━━━━━ THE DATA

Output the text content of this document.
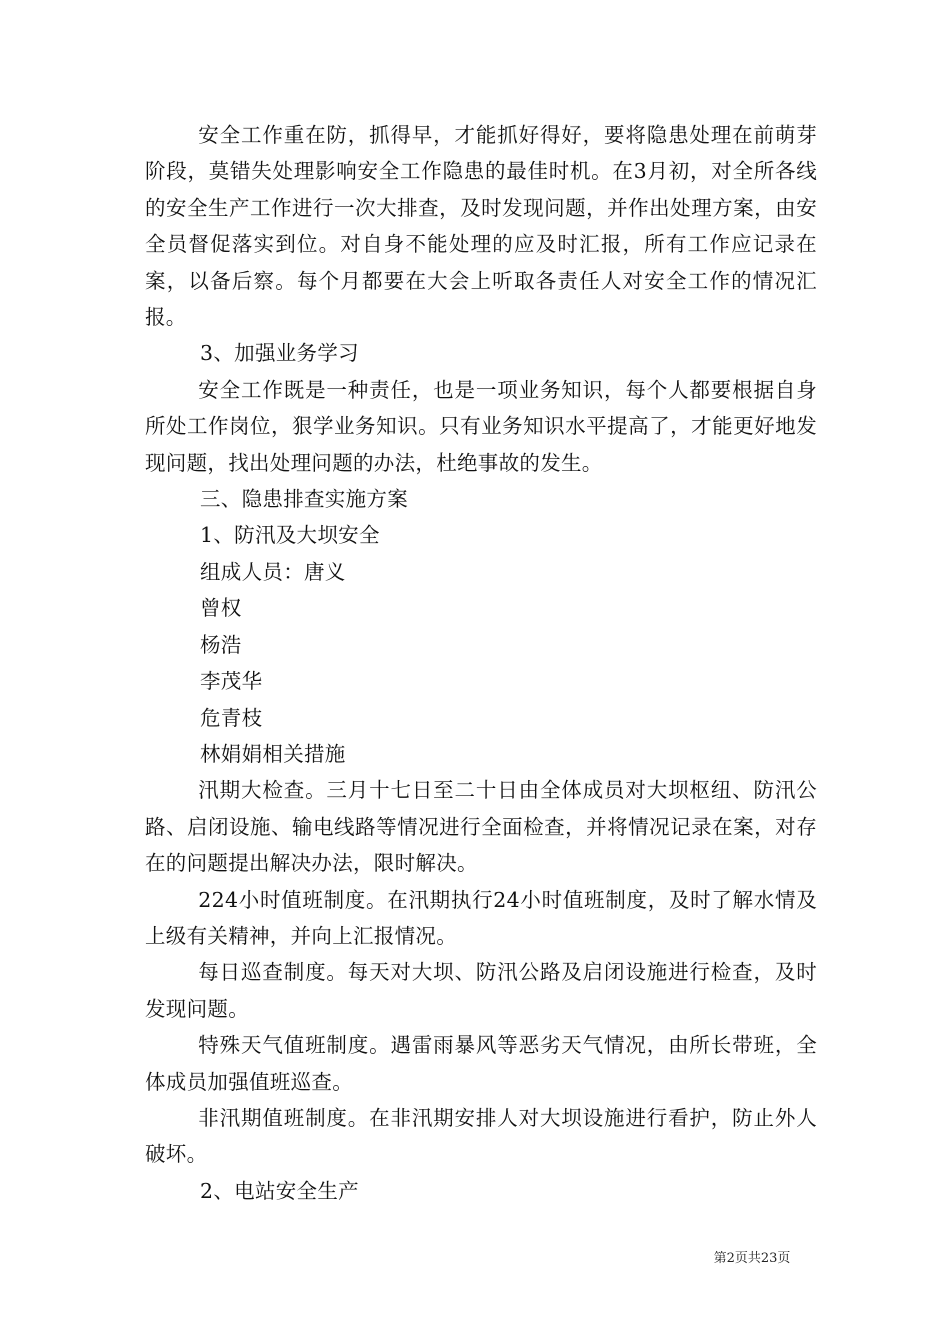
安全工作重在防，抓得早，才能抓好得好，要将隐患处理在前萌芽阶段，莫错失处理影响安全工作隐患的最佳时机。在3月初，对全所各线的安全生产工作进行一次大排查，及时发现问题，并作出处理方案，由安全员督促落实到位。对自身不能处理的应及时汇报，所有工作应记录在案，以备后察。每个月都要在大会上听取各责任人对安全工作的情况汇报。

3、加强业务学习

安全工作既是一种责任，也是一项业务知识，每个人都要根据自身所处工作岗位，狠学业务知识。只有业务知识水平提高了，才能更好地发现问题，找出处理问题的办法，杜绝事故的发生。

三、隐患排查实施方案

1、防汛及大坝安全

组成人员：唐义

曾权

杨浩

李茂华

危青枝

林娟娟相关措施

汛期大检查。三月十七日至二十日由全体成员对大坝枢纽、防汛公路、启闭设施、输电线路等情况进行全面检查，并将情况记录在案，对存在的问题提出解决办法，限时解决。

224小时值班制度。在汛期执行24小时值班制度，及时了解水情及上级有关精神，并向上汇报情况。

每日巡查制度。每天对大坝、防汛公路及启闭设施进行检查，及时发现问题。

特殊天气值班制度。遇雷雨暴风等恶劣天气情况，由所长带班，全体成员加强值班巡查。

非汛期值班制度。在非汛期安排人对大坝设施进行看护，防止外人破坏。

2、电站安全生产

第2页共23页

━━━━━━━━━━

• [WHAT THIS TASK INVOLVES]: Copy out the lines that hold "及时发现问题".

• [RESPONSE FOR THIS EXERCISE]:
安全工作重在防，抓得早，才能抓好得好，要将隐患处理在前萌芽阶段，莫错失处理影响安全工作隐患的最佳时机。在3月初，对全所各线的安全生产工作进行一次大排查，及时发现问题，并作出处理方案，由安全员督促落实到位。对自身不能处理的应及时汇报，所有工作应记录在案，以备后察。每个月都要在大会上听取各责任人对安全工作的情况汇报。
每日巡查制度。每天对大坝、防汛公路及启闭设施进行检查，及时发现问题。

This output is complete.